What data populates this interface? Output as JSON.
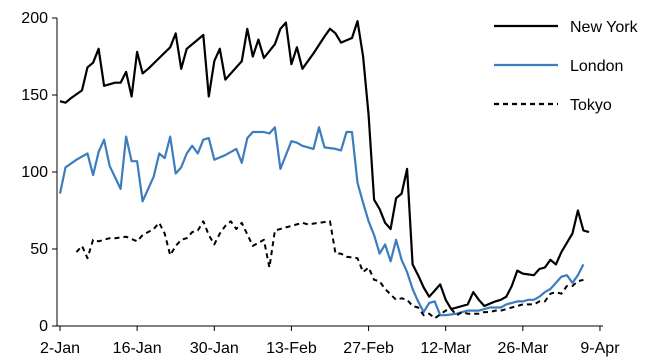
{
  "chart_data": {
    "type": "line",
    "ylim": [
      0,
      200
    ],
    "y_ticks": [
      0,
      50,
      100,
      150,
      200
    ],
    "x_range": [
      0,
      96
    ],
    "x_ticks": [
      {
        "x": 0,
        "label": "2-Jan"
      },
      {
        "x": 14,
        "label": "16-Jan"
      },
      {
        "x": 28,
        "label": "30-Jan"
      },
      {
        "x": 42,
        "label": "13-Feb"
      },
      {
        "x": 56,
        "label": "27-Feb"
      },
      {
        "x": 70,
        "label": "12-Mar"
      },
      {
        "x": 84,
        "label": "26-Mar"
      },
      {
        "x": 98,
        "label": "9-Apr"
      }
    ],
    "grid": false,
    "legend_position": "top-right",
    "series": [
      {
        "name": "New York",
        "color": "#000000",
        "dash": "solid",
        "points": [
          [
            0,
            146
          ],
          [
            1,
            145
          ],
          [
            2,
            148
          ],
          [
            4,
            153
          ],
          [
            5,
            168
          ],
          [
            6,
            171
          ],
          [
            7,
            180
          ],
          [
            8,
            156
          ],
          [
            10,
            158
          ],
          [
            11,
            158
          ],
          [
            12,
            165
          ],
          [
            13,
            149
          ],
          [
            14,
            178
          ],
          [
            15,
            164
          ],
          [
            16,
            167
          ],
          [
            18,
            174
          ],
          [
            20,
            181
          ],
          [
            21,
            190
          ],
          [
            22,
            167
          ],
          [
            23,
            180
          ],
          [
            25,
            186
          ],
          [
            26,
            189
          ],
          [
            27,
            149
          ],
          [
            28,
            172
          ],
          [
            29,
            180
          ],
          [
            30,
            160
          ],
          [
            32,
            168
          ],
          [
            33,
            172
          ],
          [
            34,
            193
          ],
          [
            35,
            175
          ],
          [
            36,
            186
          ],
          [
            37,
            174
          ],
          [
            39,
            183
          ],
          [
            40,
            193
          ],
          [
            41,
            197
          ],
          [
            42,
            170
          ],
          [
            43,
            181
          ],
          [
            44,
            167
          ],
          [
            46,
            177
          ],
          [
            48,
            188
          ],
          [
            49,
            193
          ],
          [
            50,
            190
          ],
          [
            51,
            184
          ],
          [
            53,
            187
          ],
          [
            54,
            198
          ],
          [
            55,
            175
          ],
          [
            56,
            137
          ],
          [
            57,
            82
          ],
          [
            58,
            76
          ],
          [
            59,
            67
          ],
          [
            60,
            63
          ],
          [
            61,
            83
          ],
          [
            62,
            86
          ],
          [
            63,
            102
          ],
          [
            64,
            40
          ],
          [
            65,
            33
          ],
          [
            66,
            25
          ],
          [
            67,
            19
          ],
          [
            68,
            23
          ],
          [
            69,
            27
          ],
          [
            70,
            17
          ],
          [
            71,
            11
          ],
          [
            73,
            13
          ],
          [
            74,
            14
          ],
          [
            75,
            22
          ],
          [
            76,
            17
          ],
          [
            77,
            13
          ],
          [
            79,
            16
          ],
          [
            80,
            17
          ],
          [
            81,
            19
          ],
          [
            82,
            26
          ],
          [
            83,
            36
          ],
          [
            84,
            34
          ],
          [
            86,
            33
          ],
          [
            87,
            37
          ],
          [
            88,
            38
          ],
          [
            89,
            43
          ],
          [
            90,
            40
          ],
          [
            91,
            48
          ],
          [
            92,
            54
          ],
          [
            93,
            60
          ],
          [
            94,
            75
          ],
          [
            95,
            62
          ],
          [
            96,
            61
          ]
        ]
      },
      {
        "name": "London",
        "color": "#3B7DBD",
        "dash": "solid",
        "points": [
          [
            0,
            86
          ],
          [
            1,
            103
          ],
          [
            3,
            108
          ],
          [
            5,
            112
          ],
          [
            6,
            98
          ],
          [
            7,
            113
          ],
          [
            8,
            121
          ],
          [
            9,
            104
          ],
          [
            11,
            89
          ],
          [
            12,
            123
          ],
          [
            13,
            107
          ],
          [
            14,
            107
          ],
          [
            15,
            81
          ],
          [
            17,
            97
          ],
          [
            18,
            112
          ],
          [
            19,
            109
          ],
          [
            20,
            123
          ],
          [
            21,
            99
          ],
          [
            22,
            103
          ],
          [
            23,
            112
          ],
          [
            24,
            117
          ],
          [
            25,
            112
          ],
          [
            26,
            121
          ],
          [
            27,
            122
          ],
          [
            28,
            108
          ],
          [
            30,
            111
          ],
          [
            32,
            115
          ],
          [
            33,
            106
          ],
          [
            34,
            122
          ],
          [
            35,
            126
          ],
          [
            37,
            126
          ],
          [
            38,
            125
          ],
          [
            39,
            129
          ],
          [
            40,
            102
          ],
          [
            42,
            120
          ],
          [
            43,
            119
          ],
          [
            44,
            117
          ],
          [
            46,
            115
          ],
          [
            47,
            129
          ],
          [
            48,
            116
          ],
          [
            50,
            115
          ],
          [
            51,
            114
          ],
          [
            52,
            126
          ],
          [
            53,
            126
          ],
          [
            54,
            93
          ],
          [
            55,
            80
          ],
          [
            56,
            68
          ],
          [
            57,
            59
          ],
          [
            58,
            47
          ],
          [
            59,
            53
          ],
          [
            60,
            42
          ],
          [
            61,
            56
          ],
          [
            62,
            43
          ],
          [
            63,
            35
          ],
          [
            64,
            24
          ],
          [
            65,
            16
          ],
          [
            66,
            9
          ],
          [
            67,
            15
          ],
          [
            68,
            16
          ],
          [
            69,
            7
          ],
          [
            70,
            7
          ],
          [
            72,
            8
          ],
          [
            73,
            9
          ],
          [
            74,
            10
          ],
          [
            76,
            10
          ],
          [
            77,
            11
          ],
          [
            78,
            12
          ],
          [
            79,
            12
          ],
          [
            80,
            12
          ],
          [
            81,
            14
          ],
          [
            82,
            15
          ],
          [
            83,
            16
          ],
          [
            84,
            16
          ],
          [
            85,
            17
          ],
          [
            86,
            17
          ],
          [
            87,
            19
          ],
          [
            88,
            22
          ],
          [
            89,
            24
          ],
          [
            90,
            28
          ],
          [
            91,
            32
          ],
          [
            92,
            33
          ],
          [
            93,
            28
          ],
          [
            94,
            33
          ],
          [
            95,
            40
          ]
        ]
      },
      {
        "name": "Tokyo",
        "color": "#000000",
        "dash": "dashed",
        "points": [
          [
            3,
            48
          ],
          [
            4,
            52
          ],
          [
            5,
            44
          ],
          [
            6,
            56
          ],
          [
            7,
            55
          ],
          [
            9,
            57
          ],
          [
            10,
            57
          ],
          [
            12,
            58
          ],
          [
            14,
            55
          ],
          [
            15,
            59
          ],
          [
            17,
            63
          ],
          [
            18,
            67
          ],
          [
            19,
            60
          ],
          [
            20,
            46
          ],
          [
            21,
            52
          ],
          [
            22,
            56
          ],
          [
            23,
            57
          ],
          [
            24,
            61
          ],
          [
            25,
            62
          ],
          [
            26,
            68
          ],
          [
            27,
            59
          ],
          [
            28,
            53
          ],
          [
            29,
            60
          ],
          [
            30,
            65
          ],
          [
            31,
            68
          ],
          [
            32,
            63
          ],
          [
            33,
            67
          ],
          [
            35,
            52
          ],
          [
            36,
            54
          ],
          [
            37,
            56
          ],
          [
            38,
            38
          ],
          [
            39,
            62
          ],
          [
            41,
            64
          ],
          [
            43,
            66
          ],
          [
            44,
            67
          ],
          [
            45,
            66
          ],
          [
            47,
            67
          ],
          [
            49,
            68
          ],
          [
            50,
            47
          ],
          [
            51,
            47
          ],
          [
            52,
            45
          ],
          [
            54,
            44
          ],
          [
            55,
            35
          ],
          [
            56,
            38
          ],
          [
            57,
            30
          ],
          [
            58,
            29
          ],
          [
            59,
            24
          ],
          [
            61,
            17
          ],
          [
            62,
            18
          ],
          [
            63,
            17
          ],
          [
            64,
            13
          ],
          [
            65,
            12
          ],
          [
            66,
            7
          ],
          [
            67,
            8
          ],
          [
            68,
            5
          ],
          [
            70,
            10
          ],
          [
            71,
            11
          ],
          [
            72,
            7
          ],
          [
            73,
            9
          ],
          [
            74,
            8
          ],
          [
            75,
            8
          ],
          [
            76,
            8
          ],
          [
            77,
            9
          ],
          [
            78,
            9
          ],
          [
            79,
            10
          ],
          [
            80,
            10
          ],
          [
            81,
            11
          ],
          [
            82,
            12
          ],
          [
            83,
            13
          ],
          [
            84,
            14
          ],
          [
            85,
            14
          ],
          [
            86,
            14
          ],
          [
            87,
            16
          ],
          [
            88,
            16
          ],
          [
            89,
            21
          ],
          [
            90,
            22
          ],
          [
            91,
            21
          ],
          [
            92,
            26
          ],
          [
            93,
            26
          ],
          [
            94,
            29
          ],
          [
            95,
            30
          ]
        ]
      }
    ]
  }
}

--

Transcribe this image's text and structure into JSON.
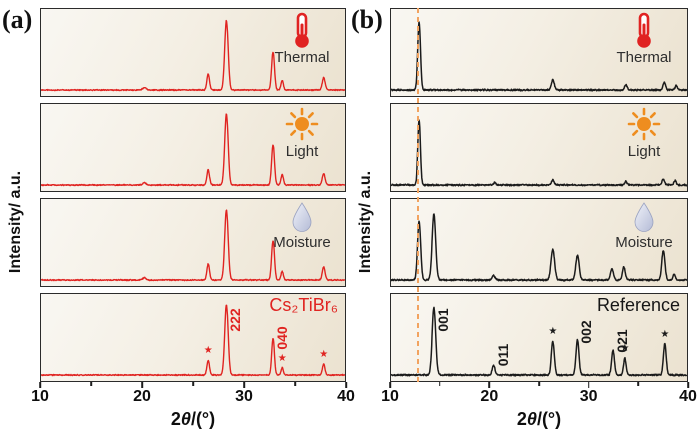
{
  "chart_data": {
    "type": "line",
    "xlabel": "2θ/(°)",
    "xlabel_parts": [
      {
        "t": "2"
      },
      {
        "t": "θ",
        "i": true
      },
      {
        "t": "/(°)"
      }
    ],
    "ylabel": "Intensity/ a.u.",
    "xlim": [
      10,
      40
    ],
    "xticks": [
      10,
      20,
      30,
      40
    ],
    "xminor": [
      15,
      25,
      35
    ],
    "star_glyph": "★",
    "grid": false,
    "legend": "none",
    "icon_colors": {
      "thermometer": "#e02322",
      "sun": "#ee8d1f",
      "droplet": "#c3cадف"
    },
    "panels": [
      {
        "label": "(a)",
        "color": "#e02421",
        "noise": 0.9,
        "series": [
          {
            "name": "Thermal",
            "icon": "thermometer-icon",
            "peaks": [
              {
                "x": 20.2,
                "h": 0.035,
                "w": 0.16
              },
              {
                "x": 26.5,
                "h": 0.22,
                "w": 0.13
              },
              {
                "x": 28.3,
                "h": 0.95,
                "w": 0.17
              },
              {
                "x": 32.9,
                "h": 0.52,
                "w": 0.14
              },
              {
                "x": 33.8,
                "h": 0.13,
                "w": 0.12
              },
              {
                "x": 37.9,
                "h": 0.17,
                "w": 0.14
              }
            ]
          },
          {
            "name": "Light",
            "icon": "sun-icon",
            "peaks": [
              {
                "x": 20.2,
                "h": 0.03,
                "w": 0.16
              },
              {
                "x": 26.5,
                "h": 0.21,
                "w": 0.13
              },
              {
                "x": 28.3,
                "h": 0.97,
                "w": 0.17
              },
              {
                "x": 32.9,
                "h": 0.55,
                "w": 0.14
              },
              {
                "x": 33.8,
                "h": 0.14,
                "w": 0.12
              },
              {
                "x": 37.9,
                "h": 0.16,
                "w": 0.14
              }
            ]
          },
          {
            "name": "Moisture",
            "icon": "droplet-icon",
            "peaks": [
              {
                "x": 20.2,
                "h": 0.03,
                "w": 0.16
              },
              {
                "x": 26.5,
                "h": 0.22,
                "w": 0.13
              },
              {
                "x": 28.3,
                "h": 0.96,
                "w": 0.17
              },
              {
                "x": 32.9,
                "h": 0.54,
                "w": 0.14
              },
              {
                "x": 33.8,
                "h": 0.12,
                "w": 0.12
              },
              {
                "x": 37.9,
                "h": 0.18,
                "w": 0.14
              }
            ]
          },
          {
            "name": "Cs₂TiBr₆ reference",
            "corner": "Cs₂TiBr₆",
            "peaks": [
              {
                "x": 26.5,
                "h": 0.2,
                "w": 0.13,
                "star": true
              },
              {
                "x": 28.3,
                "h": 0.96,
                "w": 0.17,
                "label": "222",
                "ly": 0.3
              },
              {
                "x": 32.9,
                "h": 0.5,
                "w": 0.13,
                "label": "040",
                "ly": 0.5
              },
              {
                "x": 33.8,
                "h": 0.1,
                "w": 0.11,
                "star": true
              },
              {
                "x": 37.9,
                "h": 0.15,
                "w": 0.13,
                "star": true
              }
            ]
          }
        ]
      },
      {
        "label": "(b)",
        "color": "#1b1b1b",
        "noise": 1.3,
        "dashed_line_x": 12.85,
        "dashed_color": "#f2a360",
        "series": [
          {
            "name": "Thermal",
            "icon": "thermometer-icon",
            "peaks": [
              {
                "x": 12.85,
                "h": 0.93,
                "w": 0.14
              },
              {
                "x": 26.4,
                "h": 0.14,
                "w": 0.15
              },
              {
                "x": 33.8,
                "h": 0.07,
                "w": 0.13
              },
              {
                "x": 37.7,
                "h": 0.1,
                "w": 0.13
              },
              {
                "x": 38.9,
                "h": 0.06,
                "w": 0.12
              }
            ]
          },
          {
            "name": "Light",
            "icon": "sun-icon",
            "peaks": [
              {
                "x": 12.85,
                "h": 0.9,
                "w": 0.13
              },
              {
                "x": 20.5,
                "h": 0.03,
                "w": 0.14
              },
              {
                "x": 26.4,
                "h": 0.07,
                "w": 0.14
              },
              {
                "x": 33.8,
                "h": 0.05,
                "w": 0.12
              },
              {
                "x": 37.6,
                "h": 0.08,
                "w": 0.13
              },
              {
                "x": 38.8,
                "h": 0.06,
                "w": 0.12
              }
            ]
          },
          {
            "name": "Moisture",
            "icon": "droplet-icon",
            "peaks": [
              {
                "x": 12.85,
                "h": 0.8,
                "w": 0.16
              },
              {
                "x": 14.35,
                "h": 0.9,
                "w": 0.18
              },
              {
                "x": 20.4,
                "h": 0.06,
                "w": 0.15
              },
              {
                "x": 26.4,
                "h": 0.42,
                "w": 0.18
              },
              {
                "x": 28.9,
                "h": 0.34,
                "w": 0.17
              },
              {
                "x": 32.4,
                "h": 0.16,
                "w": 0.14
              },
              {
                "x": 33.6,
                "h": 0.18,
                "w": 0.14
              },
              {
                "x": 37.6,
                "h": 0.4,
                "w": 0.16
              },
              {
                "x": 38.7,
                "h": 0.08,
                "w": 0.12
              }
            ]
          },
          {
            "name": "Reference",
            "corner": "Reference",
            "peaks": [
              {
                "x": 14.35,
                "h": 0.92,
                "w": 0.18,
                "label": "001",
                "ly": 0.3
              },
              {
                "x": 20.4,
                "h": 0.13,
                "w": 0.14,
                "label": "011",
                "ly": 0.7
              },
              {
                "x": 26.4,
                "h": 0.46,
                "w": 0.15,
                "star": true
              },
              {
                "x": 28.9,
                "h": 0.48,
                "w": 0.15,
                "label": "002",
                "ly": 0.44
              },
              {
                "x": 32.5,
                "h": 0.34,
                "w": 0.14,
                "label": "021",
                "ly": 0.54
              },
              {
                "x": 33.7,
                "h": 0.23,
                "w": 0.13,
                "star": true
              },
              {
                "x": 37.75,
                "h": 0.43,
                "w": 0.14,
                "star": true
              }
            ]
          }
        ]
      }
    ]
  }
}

What you have to do: Search the lines for the word "name" and report how many contain it, by number only.

Task solution: 11